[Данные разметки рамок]
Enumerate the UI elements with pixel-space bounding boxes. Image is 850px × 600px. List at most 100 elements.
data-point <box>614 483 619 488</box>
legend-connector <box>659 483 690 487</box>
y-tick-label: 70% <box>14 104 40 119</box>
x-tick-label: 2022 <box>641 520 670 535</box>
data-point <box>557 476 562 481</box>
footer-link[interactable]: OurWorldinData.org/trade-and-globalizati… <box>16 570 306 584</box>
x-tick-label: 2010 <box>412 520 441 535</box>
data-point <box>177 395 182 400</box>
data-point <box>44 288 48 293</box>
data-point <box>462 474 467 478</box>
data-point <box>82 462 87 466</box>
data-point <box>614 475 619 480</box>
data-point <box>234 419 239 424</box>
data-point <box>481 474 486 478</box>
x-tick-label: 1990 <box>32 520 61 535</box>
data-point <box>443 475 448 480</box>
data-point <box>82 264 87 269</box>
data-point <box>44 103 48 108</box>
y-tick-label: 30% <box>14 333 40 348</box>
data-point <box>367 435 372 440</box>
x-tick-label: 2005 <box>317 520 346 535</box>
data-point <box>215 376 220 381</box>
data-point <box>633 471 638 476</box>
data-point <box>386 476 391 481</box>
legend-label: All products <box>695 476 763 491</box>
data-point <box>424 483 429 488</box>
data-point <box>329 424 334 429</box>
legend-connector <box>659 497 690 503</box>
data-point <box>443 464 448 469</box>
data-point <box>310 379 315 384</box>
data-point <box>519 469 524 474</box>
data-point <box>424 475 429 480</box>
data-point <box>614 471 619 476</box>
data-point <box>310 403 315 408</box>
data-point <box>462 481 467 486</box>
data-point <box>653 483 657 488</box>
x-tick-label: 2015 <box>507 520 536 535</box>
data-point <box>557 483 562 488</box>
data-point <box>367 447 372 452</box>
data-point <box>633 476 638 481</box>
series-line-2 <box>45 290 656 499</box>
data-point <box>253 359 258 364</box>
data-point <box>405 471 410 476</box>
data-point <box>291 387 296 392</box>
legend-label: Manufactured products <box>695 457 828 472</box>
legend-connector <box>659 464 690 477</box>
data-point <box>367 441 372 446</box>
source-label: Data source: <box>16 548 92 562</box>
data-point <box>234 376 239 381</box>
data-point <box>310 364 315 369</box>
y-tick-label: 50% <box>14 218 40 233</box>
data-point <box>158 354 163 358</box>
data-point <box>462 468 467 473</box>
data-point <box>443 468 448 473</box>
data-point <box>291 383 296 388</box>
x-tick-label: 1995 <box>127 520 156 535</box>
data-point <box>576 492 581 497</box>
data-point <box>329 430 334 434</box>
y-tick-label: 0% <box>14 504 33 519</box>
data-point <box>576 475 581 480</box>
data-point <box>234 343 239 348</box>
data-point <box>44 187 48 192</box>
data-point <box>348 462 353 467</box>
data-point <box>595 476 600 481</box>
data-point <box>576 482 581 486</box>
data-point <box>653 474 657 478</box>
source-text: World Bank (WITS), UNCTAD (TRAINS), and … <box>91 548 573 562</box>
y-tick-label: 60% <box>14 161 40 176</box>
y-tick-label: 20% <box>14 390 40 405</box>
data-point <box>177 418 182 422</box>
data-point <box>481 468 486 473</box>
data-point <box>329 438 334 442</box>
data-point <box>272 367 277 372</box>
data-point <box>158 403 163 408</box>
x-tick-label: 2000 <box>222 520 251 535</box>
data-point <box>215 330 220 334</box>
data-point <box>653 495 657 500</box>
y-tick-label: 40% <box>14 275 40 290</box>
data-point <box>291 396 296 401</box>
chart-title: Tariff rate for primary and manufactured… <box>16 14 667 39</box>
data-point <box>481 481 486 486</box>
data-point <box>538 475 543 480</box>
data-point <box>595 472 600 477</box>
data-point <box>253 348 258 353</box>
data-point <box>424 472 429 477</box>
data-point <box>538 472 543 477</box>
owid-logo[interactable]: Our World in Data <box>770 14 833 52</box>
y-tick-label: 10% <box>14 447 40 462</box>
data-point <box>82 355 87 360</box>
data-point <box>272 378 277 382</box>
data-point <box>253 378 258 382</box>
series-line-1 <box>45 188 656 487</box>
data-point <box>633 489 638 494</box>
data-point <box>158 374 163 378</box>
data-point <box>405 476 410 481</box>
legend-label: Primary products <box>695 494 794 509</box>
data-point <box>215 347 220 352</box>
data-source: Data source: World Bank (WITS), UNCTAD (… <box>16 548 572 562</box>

- _Задание_
Представьте все строки выше в виде таблицы Markdown с двумя столбцами: «Номер» и «Строка». Пустые строки в таблицу не включайте.

- _Ответ_
| Номер | Строка |
|---|---|
| 1 | Enumerate the UI elements with pixel-space bounding boxes. Image is 850px × 600px. List at most 100 elements. |
| 2 | data-point <box>614 483 619 488</box> |
| 3 | legend-connector <box>659 483 690 487</box> |
| 4 | y-tick-label: 70% <box>14 104 40 119</box> |
| 5 | x-tick-label: 2022 <box>641 520 670 535</box> |
| 6 | data-point <box>557 476 562 481</box> |
| 7 | footer-link[interactable]: OurWorldinData.org/trade-and-globalizati… <box>16 570 306 584</box> |
| 8 | x-tick-label: 2010 <box>412 520 441 535</box> |
| 9 | data-point <box>177 395 182 400</box> |
| 10 | data-point <box>44 288 48 293</box> |
| 11 | data-point <box>462 474 467 478</box> |
| 12 | data-point <box>82 462 87 466</box> |
| 13 | data-point <box>614 475 619 480</box> |
| 14 | data-point <box>234 419 239 424</box> |
| 15 | data-point <box>481 474 486 478</box> |
| 16 | x-tick-label: 1990 <box>32 520 61 535</box> |
| 17 | data-point <box>443 475 448 480</box> |
| 18 | data-point <box>82 264 87 269</box> |
| 19 | data-point <box>44 103 48 108</box> |
| 20 | y-tick-label: 30% <box>14 333 40 348</box> |
| 21 | data-point <box>367 435 372 440</box> |
| 22 | x-tick-label: 2005 <box>317 520 346 535</box> |
| 23 | data-point <box>215 376 220 381</box> |
| 24 | data-point <box>633 471 638 476</box> |
| 25 | data-point <box>386 476 391 481</box> |
| 26 | legend-label: All products <box>695 476 763 491</box> |
| 27 | data-point <box>424 483 429 488</box> |
| 28 | data-point <box>329 424 334 429</box> |
| 29 | legend-connector <box>659 497 690 503</box> |
| 30 | data-point <box>443 464 448 469</box> |
| 31 | data-point <box>310 379 315 384</box> |
| 32 | data-point <box>519 469 524 474</box> |
| 33 | data-point <box>424 475 429 480</box> |
| 34 | data-point <box>614 471 619 476</box> |
| 35 | data-point <box>310 403 315 408</box> |
| 36 | data-point <box>462 481 467 486</box> |
| 37 | data-point <box>653 483 657 488</box> |
| 38 | x-tick-label: 2015 <box>507 520 536 535</box> |
| 39 | data-point <box>557 483 562 488</box> |
| 40 | data-point <box>367 447 372 452</box> |
| 41 | data-point <box>633 476 638 481</box> |
| 42 | series-line-2 <box>45 290 656 499</box> |
| 43 | data-point <box>253 359 258 364</box> |
| 44 | data-point <box>405 471 410 476</box> |
| 45 | data-point <box>291 387 296 392</box> |
| 46 | legend-label: Manufactured products <box>695 457 828 472</box> |
| 47 | legend-connector <box>659 464 690 477</box> |
| 48 | data-point <box>367 441 372 446</box> |
| 49 | source-label: Data source: <box>16 548 92 562</box> |
| 50 | data-point <box>234 376 239 381</box> |
| 51 | data-point <box>310 364 315 369</box> |
| 52 | y-tick-label: 50% <box>14 218 40 233</box> |
| 53 | data-point <box>158 354 163 358</box> |
| 54 | data-point <box>462 468 467 473</box> |
| 55 | data-point <box>443 468 448 473</box> |
| 56 | data-point <box>291 383 296 388</box> |
| 57 | x-tick-label: 1995 <box>127 520 156 535</box> |
| 58 | data-point <box>576 492 581 497</box> |
| 59 | data-point <box>329 430 334 434</box> |
| 60 | y-tick-label: 0% <box>14 504 33 519</box> |
| 61 | data-point <box>576 475 581 480</box> |
| 62 | data-point <box>234 343 239 348</box> |
| 63 | data-point <box>44 187 48 192</box> |
| 64 | data-point <box>348 462 353 467</box> |
| 65 | data-point <box>595 476 600 481</box> |
| 66 | data-point <box>576 482 581 486</box> |
| 67 | data-point <box>653 474 657 478</box> |
| 68 | source-text: World Bank (WITS), UNCTAD (TRAINS), and … <box>91 548 573 562</box> |
| 69 | y-tick-label: 60% <box>14 161 40 176</box> |
| 70 | y-tick-label: 20% <box>14 390 40 405</box> |
| 71 | data-point <box>177 418 182 422</box> |
| 72 | data-point <box>481 468 486 473</box> |
| 73 | data-point <box>329 438 334 442</box> |
| 74 | data-point <box>272 367 277 372</box> |
| 75 | data-point <box>158 403 163 408</box> |
| 76 | x-tick-label: 2000 <box>222 520 251 535</box> |
| 77 | data-point <box>215 330 220 334</box> |
| 78 | data-point <box>653 495 657 500</box> |
| 79 | y-tick-label: 40% <box>14 275 40 290</box> |
| 80 | data-point <box>291 396 296 401</box> |
| 81 | chart-title: Tariff rate for primary and manufactured… <box>16 14 667 39</box> |
| 82 | data-point <box>481 481 486 486</box> |
| 83 | data-point <box>538 475 543 480</box> |
| 84 | data-point <box>595 472 600 477</box> |
| 85 | data-point <box>253 348 258 353</box> |
| 86 | data-point <box>424 472 429 477</box> |
| 87 | data-point <box>538 472 543 477</box> |
| 88 | owid-logo[interactable]: Our World in Data <box>770 14 833 52</box> |
| 89 | y-tick-label: 10% <box>14 447 40 462</box> |
| 90 | data-point <box>82 355 87 360</box> |
| 91 | data-point <box>272 378 277 382</box> |
| 92 | data-point <box>253 378 258 382</box> |
| 93 | series-line-1 <box>45 188 656 487</box> |
| 94 | data-point <box>633 489 638 494</box> |
| 95 | data-point <box>158 374 163 378</box> |
| 96 | data-point <box>405 476 410 481</box> |
| 97 | legend-label: Primary products <box>695 494 794 509</box> |
| 98 | data-point <box>215 347 220 352</box> |
| 99 | data-source: Data source: World Bank (WITS), UNCTAD (… <box>16 548 572 562</box> |